#### [Dataset rows]
---------------

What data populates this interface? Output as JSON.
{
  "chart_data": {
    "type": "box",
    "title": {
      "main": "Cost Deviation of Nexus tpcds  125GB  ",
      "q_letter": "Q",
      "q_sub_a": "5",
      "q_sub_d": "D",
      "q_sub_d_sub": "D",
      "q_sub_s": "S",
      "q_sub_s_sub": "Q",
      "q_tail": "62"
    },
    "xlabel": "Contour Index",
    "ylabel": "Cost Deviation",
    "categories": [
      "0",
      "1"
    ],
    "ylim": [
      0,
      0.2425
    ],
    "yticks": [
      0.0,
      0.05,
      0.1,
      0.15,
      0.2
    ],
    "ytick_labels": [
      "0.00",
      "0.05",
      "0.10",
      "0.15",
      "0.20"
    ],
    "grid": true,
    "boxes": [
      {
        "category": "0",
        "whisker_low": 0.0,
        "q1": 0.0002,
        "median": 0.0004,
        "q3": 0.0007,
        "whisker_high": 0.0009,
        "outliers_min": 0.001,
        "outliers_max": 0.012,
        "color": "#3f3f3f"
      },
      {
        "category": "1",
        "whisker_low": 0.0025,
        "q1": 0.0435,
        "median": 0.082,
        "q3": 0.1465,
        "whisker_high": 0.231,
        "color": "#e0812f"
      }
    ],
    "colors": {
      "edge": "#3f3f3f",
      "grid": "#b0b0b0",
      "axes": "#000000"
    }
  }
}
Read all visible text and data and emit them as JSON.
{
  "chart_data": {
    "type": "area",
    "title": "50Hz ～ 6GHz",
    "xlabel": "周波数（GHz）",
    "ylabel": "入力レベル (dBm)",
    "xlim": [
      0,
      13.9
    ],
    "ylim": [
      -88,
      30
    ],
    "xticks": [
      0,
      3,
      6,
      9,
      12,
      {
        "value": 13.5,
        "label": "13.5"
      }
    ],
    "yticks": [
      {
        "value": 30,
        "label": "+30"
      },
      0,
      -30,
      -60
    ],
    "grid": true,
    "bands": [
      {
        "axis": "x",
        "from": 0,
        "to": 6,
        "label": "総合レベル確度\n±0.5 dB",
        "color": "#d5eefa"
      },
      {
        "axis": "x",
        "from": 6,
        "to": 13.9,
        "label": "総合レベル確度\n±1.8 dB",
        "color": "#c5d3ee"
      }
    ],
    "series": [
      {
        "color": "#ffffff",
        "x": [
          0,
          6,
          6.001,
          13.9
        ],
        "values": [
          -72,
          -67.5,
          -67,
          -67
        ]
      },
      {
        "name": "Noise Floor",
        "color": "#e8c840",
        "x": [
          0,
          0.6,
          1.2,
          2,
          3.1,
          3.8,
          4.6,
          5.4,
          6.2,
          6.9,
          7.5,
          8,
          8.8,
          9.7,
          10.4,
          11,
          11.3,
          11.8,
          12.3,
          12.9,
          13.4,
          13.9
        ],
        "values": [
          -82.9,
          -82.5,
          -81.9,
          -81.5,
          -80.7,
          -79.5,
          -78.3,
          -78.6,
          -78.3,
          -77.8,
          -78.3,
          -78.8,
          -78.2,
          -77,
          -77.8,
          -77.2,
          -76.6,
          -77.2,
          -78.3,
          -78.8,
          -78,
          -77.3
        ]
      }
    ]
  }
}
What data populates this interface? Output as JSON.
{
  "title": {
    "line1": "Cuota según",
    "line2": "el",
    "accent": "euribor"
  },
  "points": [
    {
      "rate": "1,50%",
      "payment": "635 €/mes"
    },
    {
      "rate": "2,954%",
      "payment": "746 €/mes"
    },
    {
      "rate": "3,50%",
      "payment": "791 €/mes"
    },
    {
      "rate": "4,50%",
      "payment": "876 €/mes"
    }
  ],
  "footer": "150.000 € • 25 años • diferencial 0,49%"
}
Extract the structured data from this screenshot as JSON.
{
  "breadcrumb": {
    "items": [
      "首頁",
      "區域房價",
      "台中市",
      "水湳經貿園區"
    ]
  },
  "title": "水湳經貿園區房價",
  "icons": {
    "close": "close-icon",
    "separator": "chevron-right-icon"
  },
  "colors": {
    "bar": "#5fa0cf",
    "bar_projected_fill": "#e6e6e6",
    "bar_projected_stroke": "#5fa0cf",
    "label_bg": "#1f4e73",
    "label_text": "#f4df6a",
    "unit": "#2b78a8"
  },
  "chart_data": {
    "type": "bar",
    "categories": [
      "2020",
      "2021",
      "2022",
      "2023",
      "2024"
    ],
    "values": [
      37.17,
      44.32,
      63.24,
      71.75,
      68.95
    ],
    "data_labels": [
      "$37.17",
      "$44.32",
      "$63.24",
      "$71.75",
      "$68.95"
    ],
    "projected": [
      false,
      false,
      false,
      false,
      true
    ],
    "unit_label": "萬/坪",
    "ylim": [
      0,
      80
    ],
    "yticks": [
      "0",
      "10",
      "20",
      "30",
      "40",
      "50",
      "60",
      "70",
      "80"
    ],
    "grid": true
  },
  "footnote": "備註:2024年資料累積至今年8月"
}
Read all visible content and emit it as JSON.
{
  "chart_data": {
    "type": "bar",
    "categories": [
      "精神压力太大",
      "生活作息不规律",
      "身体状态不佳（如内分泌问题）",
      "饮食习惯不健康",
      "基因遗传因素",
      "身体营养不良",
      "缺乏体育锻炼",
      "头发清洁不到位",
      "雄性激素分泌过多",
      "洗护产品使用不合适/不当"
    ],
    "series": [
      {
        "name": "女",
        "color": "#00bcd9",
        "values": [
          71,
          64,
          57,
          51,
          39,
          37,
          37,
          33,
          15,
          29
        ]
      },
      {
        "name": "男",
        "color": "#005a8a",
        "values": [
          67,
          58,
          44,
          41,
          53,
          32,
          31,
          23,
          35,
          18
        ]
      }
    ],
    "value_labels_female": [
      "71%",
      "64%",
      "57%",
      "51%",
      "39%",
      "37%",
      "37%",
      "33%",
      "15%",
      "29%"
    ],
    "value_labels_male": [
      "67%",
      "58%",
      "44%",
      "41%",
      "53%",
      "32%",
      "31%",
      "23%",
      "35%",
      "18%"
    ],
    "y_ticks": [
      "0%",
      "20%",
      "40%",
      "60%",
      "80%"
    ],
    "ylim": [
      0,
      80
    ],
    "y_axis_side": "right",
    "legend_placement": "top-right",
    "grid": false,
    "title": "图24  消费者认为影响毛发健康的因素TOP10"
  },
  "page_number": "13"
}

---------------

#### [Job]
Using the material above, work out how many lines contain the string "emit". Give that number alone.

#### [Solved problem]
2